- The request
How many lines of the data include the string "which"? State the number and nothing else.
##### Data shown #####
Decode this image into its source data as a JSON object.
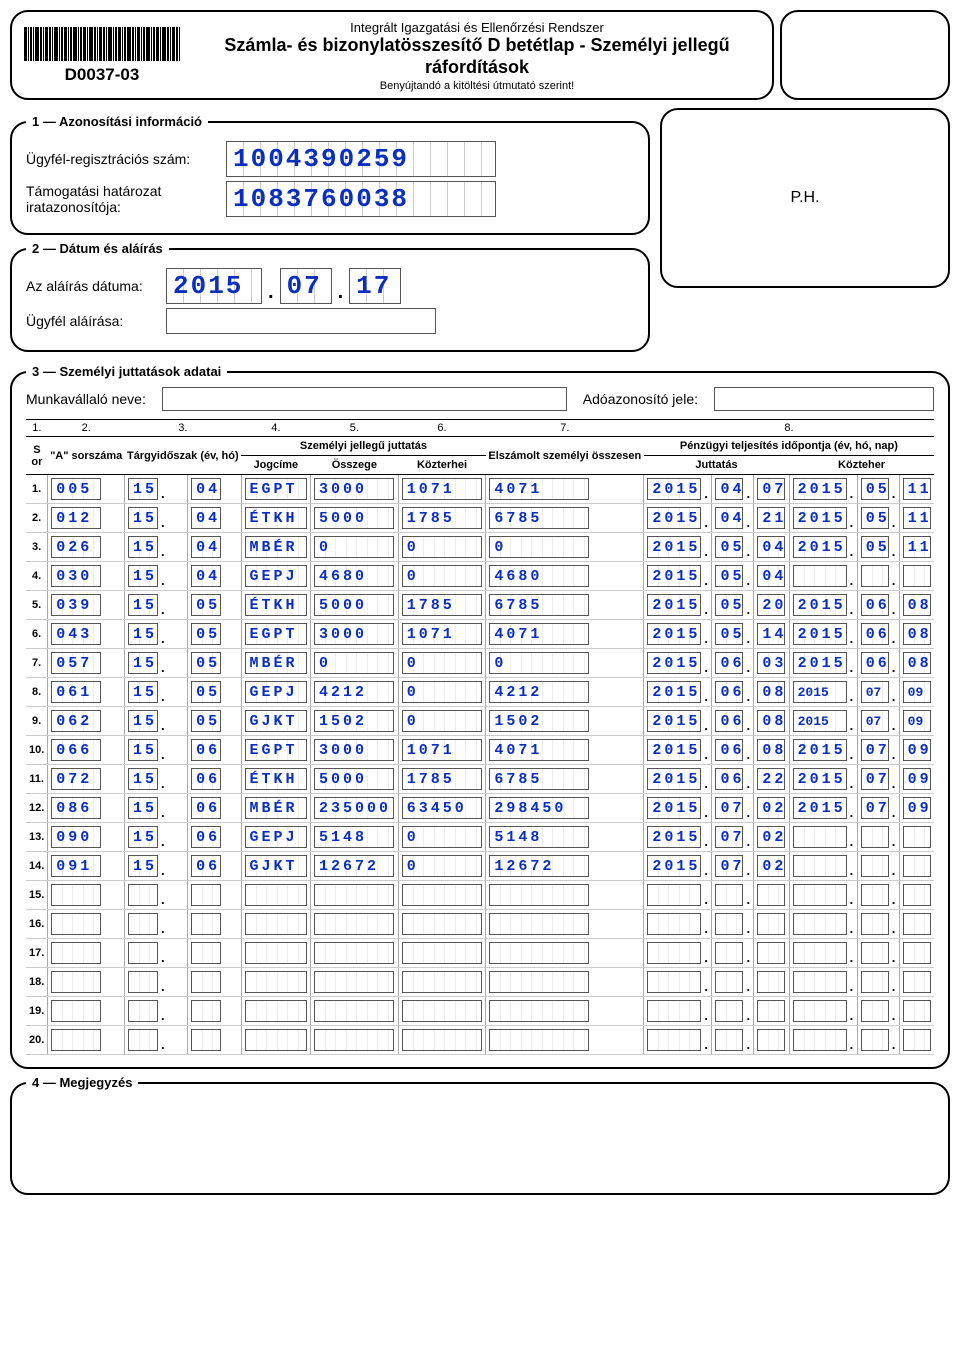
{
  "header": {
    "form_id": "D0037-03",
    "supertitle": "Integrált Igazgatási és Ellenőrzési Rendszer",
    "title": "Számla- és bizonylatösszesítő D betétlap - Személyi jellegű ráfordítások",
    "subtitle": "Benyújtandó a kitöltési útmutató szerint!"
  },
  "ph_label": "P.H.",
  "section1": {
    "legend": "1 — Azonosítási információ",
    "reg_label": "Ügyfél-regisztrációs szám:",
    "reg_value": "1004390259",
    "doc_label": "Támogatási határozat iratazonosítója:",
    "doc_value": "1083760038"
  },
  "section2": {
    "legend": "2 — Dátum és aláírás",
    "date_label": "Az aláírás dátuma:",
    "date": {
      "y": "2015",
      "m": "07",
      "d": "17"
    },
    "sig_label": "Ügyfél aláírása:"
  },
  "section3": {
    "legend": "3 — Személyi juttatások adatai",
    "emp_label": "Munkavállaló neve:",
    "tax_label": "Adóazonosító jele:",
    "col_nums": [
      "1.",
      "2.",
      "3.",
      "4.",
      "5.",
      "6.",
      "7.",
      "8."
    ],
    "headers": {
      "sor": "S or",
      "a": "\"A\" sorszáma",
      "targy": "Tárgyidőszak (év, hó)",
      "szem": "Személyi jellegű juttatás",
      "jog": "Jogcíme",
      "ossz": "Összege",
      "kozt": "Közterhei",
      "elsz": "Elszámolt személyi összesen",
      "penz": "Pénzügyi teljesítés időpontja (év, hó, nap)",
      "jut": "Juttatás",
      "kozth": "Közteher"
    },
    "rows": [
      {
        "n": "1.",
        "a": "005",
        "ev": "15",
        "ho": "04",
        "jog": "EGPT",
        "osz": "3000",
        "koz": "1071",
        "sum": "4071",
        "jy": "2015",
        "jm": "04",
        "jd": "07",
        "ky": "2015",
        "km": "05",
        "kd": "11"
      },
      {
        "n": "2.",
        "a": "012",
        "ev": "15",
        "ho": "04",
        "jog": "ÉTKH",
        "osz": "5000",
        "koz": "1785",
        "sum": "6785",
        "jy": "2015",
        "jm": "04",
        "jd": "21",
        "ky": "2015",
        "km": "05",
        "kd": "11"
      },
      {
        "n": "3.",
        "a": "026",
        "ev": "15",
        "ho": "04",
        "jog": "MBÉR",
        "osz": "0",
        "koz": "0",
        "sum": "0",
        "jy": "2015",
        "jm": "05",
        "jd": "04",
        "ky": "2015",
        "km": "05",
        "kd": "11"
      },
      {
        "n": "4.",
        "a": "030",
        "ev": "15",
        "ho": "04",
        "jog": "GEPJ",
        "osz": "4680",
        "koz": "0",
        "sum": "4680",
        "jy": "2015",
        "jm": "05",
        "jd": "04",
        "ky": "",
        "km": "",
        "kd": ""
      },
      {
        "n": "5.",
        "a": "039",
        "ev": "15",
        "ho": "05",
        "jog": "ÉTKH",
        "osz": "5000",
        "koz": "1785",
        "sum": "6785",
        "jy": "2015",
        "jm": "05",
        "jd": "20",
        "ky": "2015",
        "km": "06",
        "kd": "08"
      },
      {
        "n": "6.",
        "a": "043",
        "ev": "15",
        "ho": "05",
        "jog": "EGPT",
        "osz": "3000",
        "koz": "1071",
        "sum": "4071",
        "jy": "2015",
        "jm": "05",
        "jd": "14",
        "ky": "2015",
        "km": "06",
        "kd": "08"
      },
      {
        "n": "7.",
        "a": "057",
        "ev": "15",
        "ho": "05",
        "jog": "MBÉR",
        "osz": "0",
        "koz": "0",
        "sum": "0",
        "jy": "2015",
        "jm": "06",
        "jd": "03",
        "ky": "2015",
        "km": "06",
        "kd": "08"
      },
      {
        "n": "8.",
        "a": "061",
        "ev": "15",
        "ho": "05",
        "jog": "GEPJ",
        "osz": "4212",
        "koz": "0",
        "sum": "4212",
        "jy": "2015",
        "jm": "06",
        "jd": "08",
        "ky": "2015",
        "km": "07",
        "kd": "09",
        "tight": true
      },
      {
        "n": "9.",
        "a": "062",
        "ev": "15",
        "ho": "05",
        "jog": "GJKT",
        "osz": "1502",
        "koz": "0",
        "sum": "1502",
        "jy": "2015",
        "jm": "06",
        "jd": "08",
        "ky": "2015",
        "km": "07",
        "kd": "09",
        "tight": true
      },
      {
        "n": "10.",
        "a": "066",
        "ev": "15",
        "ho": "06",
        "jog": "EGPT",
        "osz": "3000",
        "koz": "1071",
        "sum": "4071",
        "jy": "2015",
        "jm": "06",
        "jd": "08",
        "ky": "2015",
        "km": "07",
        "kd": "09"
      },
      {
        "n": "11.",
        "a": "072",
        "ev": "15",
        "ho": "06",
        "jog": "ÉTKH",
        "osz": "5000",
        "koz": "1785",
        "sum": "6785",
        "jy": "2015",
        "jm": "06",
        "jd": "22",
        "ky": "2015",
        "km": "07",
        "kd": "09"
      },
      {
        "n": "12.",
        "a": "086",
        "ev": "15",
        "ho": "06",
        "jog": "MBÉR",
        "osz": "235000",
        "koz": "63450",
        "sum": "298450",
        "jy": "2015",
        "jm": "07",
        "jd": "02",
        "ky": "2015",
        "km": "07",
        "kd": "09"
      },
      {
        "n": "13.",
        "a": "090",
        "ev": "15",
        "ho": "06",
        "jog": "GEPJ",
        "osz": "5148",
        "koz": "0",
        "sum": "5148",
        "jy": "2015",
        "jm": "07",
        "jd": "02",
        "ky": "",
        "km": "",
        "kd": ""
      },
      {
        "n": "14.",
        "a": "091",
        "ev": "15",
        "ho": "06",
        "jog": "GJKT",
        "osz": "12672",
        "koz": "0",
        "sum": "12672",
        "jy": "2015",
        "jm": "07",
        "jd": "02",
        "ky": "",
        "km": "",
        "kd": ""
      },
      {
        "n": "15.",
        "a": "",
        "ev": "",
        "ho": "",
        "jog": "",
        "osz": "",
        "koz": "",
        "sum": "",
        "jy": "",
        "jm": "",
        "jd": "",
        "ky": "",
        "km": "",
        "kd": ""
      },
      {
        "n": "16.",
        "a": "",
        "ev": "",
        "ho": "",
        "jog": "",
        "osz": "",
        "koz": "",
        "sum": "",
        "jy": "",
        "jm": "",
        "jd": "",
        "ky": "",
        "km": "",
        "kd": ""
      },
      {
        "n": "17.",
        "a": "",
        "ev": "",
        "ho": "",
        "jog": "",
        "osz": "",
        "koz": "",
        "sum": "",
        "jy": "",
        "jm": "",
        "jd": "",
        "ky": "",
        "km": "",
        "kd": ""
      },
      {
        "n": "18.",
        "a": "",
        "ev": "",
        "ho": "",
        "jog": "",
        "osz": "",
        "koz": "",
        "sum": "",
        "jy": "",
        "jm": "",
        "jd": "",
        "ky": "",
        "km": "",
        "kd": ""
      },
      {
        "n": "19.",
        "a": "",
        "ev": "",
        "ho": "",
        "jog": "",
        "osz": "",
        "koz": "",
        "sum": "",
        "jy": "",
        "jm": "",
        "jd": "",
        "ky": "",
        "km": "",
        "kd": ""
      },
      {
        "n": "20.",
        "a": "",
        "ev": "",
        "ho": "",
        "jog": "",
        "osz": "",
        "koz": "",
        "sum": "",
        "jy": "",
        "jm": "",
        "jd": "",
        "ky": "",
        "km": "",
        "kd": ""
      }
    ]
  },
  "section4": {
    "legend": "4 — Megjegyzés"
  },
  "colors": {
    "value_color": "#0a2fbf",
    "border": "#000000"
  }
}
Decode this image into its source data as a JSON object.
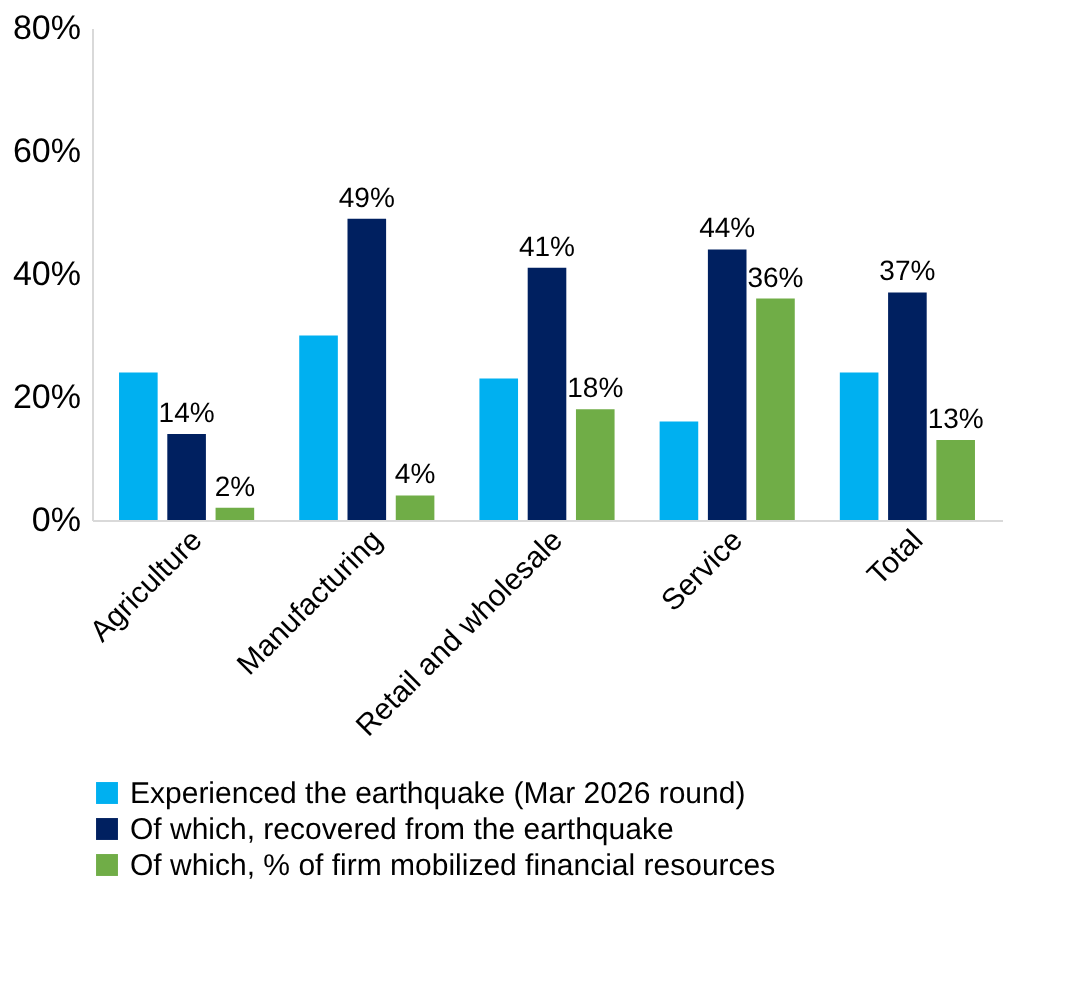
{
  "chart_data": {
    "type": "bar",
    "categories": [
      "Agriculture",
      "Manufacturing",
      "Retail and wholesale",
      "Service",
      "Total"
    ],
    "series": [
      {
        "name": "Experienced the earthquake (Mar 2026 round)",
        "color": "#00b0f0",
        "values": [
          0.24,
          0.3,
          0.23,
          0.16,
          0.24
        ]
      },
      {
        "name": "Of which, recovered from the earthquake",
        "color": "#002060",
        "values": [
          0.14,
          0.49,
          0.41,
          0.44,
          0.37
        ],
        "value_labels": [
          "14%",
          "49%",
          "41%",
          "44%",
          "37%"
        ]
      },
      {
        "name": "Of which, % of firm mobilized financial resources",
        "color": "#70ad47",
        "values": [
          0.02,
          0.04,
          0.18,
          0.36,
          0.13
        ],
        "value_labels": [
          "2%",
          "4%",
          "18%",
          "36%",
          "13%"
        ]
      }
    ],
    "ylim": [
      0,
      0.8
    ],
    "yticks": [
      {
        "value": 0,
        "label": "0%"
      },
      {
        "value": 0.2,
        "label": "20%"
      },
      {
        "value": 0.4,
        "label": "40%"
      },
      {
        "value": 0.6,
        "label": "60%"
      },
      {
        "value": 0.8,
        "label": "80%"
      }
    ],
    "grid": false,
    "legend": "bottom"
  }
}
#####
- Output of the task
2